> [Exercise objective]:
Count how many lines below contain the word "document", then give that number alone.

━━━━━ Items

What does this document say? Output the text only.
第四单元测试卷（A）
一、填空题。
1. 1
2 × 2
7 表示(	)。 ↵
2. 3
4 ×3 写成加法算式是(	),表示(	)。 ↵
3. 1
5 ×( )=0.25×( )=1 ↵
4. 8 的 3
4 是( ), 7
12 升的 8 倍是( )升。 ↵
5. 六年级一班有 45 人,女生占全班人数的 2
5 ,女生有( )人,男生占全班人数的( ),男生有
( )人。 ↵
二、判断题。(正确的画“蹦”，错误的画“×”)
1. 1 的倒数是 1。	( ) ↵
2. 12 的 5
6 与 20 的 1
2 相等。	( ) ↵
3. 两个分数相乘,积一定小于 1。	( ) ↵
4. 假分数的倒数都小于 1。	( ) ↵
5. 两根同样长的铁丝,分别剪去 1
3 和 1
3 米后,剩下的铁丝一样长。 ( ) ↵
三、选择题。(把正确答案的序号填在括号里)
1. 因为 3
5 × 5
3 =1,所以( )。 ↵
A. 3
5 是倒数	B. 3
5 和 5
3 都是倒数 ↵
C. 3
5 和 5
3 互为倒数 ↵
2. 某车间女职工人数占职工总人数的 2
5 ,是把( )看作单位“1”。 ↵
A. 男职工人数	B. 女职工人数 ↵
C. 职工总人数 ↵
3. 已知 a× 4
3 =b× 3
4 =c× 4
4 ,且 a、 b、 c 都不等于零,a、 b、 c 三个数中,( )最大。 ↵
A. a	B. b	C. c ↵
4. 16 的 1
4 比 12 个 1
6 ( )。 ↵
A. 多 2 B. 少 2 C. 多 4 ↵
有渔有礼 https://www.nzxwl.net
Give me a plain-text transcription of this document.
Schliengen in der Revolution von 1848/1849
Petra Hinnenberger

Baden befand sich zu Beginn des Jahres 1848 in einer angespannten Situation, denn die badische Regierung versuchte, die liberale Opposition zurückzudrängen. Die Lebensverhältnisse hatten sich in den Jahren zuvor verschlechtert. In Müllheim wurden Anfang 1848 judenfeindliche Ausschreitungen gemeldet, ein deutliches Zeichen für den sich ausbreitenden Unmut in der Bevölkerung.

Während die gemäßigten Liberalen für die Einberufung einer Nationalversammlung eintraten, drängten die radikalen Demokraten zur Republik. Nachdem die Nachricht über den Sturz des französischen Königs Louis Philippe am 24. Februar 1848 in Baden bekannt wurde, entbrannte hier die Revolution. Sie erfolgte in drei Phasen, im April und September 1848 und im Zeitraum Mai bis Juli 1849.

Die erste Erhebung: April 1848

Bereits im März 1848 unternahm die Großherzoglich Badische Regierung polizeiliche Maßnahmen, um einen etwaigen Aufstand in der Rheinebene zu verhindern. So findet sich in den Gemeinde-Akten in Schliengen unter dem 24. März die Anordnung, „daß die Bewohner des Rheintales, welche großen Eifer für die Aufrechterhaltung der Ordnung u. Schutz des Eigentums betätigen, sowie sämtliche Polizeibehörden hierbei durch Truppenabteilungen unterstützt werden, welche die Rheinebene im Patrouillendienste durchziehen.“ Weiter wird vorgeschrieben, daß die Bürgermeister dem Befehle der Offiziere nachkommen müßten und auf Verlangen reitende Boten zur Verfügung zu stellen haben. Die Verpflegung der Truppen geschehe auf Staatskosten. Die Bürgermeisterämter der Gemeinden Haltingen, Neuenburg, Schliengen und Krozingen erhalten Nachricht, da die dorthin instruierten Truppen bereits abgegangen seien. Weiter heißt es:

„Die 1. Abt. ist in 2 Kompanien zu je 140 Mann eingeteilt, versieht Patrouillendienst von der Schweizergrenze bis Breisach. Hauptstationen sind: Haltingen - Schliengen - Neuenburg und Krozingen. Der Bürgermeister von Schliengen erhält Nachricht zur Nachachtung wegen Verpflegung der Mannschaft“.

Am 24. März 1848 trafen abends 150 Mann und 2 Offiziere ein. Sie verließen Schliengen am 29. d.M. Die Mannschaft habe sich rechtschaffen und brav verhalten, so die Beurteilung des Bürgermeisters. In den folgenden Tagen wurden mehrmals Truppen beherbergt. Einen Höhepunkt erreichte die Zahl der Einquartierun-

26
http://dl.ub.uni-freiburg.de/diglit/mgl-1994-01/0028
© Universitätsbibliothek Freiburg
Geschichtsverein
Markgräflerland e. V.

━━━━━━━━━━

> [Solution for this task]:
2